** START OF Records supplied **

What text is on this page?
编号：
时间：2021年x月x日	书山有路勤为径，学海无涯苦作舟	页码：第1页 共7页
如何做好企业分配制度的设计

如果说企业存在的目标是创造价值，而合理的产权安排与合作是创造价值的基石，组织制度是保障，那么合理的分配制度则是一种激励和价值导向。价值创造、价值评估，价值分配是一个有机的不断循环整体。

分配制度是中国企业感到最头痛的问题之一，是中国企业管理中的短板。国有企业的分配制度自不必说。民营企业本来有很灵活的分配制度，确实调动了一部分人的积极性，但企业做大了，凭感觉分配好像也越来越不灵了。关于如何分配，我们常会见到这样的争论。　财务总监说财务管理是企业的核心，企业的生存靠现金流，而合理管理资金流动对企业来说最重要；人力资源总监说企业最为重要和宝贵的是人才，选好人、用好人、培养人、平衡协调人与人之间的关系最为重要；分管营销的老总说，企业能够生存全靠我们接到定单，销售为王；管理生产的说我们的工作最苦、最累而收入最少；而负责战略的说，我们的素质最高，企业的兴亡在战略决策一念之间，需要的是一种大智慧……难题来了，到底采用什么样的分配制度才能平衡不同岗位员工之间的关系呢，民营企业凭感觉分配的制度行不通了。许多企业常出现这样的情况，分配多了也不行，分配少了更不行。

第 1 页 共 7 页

** END OF Records supplied **
** START OF Records supplied **

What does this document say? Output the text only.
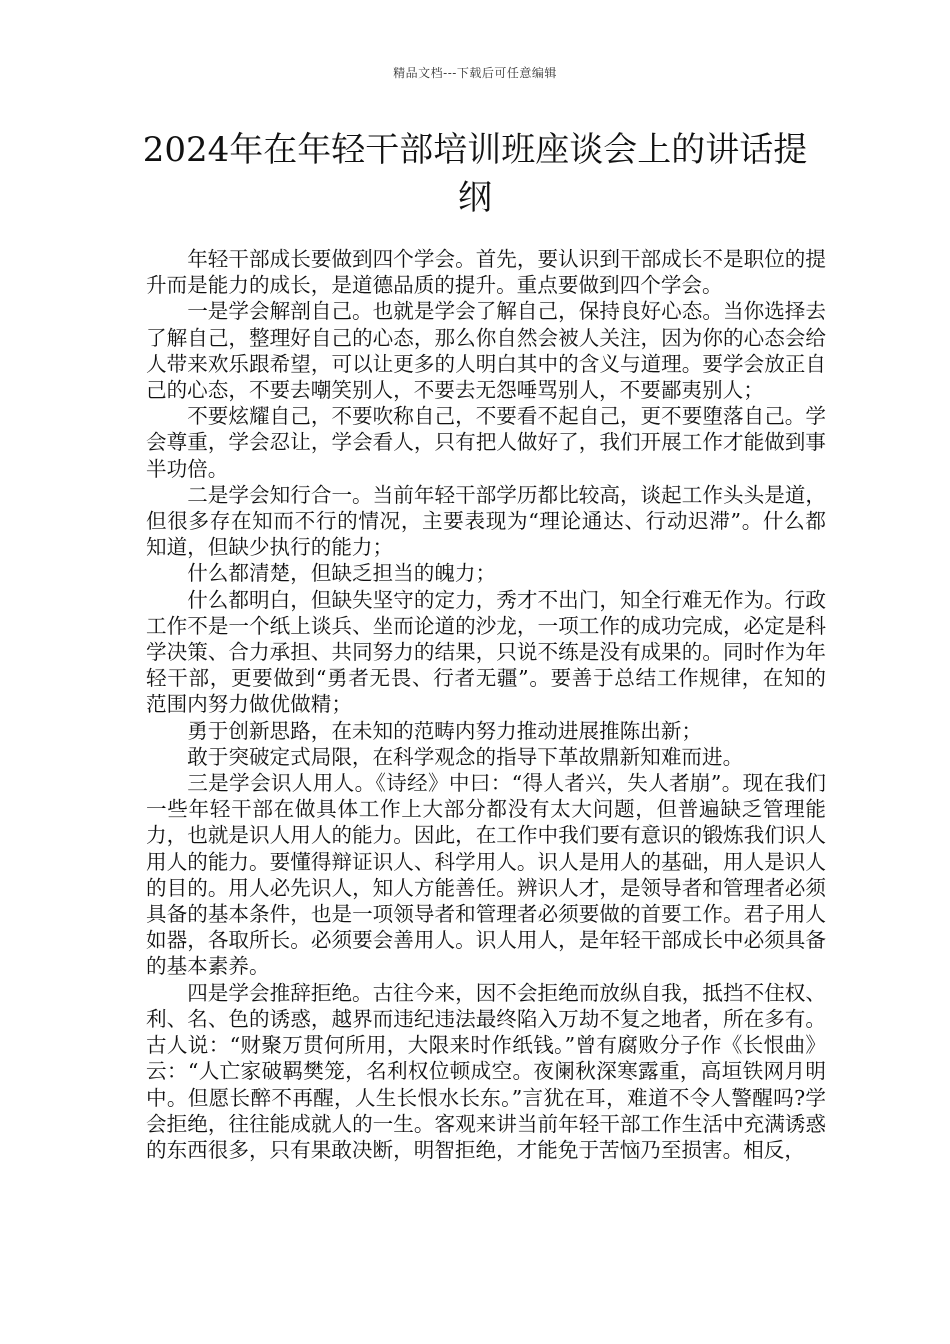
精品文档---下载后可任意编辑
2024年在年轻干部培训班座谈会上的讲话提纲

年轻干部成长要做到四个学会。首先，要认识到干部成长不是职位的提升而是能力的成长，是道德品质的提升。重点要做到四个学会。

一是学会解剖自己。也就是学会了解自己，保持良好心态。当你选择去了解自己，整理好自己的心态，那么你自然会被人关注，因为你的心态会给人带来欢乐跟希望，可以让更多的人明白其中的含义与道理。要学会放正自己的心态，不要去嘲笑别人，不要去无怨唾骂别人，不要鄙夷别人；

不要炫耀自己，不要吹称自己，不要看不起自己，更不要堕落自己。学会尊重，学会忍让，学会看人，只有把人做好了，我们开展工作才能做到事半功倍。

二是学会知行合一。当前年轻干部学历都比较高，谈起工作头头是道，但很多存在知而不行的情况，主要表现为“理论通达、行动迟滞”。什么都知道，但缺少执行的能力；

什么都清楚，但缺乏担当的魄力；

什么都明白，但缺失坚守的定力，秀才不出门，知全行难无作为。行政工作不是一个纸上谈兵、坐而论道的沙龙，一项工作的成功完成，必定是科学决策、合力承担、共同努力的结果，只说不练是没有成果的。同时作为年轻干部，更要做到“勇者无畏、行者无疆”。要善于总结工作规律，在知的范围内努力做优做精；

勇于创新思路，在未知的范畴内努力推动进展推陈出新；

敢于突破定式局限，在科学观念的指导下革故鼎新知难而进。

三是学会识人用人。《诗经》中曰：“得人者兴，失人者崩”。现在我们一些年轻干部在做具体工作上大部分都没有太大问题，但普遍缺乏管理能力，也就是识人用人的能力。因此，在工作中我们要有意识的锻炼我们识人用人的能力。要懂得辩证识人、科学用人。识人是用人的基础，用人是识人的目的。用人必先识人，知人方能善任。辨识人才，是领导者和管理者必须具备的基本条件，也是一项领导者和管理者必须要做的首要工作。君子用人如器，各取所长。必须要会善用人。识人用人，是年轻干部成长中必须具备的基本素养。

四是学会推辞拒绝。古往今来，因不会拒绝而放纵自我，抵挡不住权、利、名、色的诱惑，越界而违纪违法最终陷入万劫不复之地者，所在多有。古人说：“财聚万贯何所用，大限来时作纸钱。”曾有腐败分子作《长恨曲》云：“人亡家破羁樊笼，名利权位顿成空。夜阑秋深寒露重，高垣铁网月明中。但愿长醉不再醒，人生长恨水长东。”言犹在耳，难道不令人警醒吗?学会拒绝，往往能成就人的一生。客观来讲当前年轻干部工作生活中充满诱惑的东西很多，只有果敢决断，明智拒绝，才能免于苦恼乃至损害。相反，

** END OF Records supplied **

:: Exercise ::
Only the number is wanted: how many lines of these entries contain the string "this"?

:: Complete output ::
2